Start of Supplied records
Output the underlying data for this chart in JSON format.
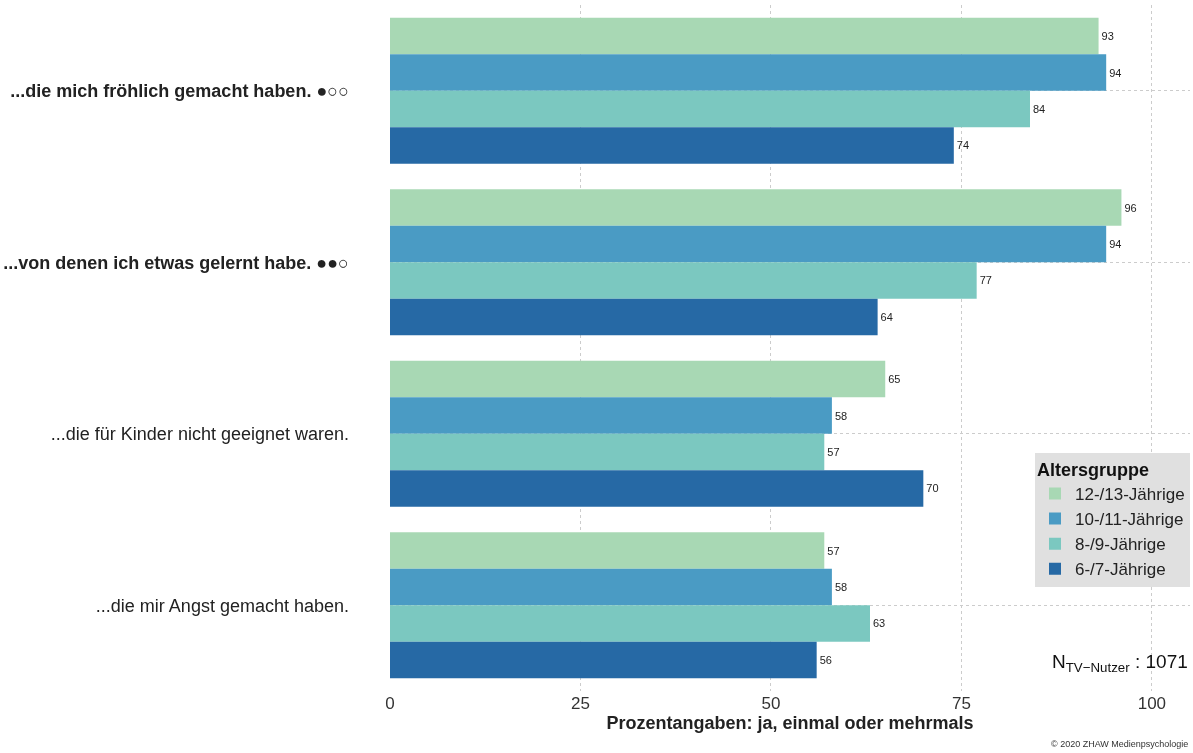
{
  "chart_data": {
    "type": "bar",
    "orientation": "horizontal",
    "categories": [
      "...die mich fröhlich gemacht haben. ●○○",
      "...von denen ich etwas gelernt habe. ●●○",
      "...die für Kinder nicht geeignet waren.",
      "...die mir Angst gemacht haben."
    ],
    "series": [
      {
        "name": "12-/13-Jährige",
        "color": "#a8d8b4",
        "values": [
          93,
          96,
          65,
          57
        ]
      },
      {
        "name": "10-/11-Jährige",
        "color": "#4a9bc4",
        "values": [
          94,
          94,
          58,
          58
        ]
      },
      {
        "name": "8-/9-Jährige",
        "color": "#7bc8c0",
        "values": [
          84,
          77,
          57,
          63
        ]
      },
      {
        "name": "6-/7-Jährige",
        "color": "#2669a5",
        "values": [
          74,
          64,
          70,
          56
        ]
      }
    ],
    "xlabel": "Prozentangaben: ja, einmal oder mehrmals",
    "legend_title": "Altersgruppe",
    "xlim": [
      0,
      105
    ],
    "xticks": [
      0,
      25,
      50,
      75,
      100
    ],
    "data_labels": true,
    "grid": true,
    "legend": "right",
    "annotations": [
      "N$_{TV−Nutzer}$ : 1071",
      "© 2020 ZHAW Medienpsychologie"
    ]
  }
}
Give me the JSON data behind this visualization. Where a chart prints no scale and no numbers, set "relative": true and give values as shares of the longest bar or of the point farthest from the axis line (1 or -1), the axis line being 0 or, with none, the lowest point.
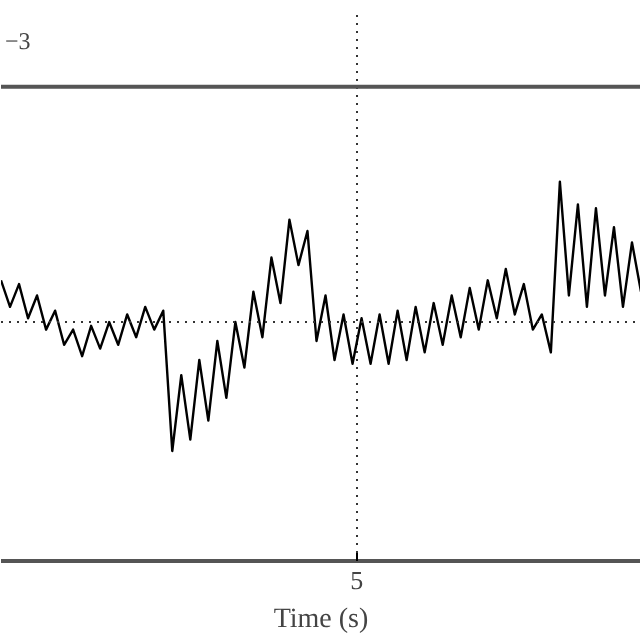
End of Supplied records
Start of Supplied records
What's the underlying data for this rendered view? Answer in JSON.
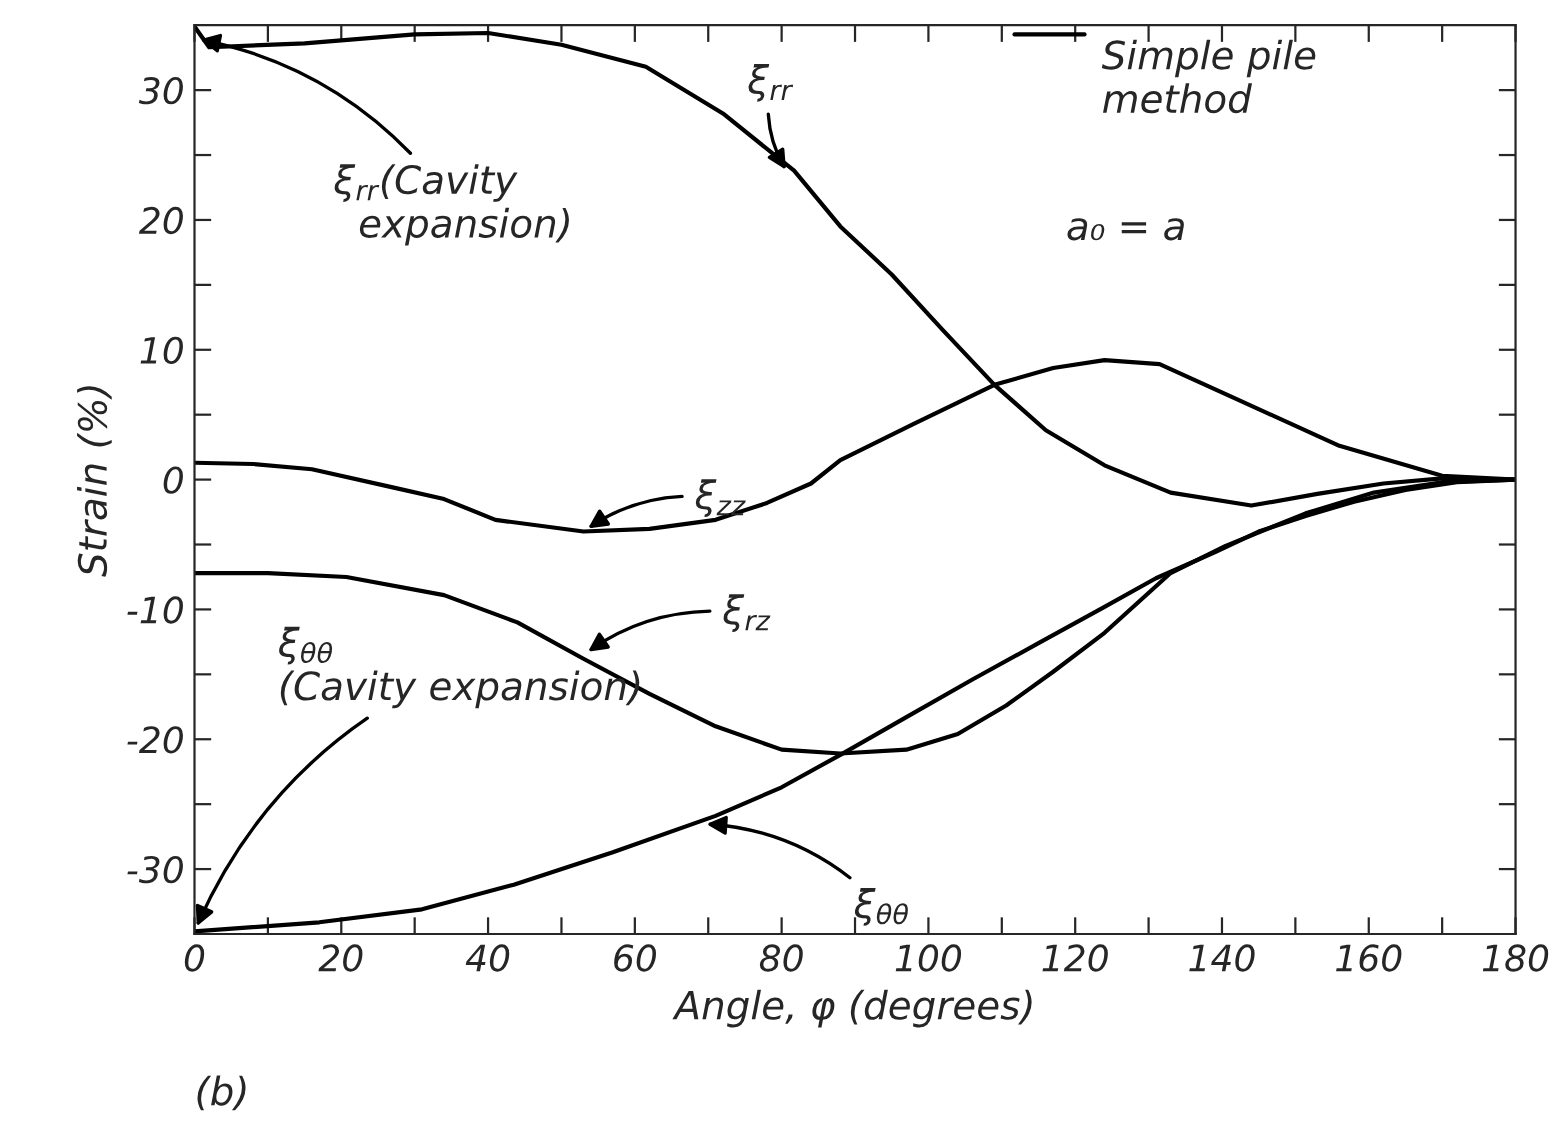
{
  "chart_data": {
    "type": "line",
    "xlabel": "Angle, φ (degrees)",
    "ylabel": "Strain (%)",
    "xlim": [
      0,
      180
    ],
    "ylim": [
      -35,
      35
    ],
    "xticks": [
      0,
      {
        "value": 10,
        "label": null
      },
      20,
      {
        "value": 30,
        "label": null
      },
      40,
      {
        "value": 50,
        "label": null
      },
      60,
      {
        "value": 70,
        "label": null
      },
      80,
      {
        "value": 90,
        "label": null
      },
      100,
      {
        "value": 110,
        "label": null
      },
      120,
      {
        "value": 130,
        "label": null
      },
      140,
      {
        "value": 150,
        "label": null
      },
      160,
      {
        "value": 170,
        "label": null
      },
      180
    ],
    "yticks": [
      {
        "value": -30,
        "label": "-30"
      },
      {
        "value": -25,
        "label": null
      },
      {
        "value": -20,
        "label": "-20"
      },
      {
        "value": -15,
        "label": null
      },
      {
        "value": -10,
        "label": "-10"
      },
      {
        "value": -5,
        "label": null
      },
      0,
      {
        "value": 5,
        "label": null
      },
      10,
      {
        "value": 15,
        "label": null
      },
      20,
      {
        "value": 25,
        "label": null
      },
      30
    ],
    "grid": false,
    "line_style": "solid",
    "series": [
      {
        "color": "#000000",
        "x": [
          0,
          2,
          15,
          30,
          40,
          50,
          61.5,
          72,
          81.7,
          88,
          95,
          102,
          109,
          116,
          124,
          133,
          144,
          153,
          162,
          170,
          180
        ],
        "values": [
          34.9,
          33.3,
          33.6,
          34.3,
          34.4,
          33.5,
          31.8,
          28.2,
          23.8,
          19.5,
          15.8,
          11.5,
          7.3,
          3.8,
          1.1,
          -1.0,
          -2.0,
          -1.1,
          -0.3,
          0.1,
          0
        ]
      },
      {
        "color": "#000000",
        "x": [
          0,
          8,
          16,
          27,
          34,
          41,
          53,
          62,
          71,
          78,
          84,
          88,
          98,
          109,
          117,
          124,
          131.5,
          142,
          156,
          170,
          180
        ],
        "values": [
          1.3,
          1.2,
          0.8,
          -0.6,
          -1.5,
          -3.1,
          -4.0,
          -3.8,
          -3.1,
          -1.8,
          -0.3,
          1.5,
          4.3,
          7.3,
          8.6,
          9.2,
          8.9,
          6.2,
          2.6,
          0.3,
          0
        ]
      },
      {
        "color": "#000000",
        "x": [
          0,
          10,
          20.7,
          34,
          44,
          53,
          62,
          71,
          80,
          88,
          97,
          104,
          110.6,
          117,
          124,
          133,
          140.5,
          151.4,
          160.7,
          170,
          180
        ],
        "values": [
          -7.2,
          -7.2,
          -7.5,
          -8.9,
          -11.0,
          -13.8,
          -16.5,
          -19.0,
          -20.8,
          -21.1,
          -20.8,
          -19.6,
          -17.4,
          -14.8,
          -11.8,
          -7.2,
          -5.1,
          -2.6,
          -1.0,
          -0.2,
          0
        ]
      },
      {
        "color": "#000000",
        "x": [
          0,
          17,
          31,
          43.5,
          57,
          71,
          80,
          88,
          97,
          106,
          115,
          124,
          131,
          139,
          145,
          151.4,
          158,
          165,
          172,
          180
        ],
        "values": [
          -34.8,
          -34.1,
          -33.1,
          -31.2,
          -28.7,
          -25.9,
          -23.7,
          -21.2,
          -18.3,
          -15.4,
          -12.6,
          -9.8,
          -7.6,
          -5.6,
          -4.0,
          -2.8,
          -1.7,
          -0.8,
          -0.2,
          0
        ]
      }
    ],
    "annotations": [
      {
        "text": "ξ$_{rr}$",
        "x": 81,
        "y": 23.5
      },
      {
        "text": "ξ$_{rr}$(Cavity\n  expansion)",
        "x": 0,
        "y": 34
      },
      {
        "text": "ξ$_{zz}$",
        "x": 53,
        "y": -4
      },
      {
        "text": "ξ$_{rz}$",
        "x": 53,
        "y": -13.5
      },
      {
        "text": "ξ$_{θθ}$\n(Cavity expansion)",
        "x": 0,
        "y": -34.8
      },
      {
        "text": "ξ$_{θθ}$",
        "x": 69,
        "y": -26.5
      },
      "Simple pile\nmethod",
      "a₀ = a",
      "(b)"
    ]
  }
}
End of Supplied records
Start of Supplied records
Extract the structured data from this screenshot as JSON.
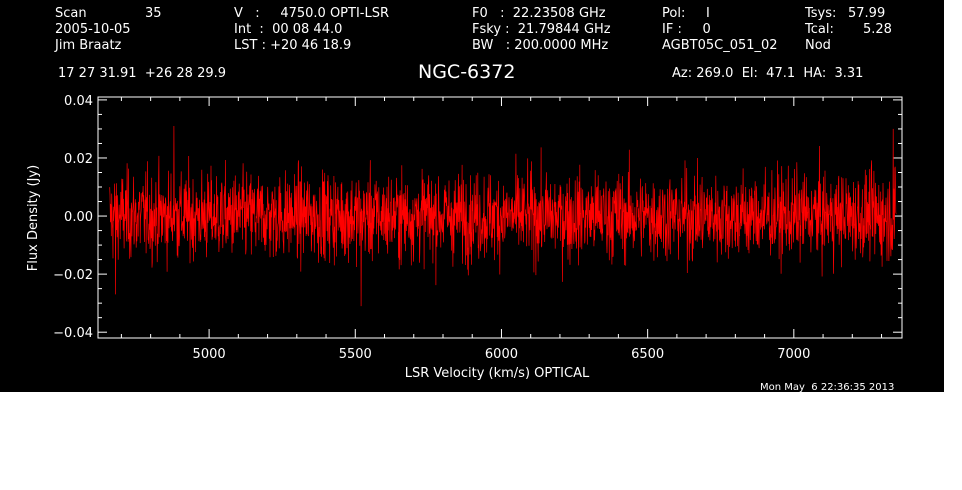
End of Supplied records
What you are asked to do
Keep the pictures out, and extract only the lines that begin at the one containing "Output the underlying" and end at the one containing "Give me the", inclusive.

Solution to this problem
Output the underlying data for this chart in JSON format.
{
  "chart_data": {
    "type": "bar",
    "orientation": "horizontal",
    "categories": [
      "...die mich fröhlich gemacht haben. ●○○",
      "...von denen ich etwas gelernt habe. ●●○",
      "...die für Kinder nicht geeignet waren.",
      "...die mir Angst gemacht haben."
    ],
    "series": [
      {
        "name": "12-/13-Jährige",
        "color": "#a8d8b4",
        "values": [
          93,
          96,
          65,
          57
        ]
      },
      {
        "name": "10-/11-Jährige",
        "color": "#4a9bc4",
        "values": [
          94,
          94,
          58,
          58
        ]
      },
      {
        "name": "8-/9-Jährige",
        "color": "#7bc8c0",
        "values": [
          84,
          77,
          57,
          63
        ]
      },
      {
        "name": "6-/7-Jährige",
        "color": "#2669a5",
        "values": [
          74,
          64,
          70,
          56
        ]
      }
    ],
    "xlabel": "Prozentangaben: ja, einmal oder mehrmals",
    "legend_title": "Altersgruppe",
    "xlim": [
      0,
      105
    ],
    "xticks": [
      0,
      25,
      50,
      75,
      100
    ],
    "data_labels": true,
    "grid": true,
    "legend": "right",
    "annotations": [
      "N$_{TV−Nutzer}$ : 1071",
      "© 2020 ZHAW Medienpsychologie"
    ]
  }
}
Give me the JSON data behind this visualization. Where a chart prints no scale and no numbers, set "relative": true and give values as shares of the longest bar or of the point farthest from the axis line (1 or -1), the axis line being 0 or, with none, the lowest point.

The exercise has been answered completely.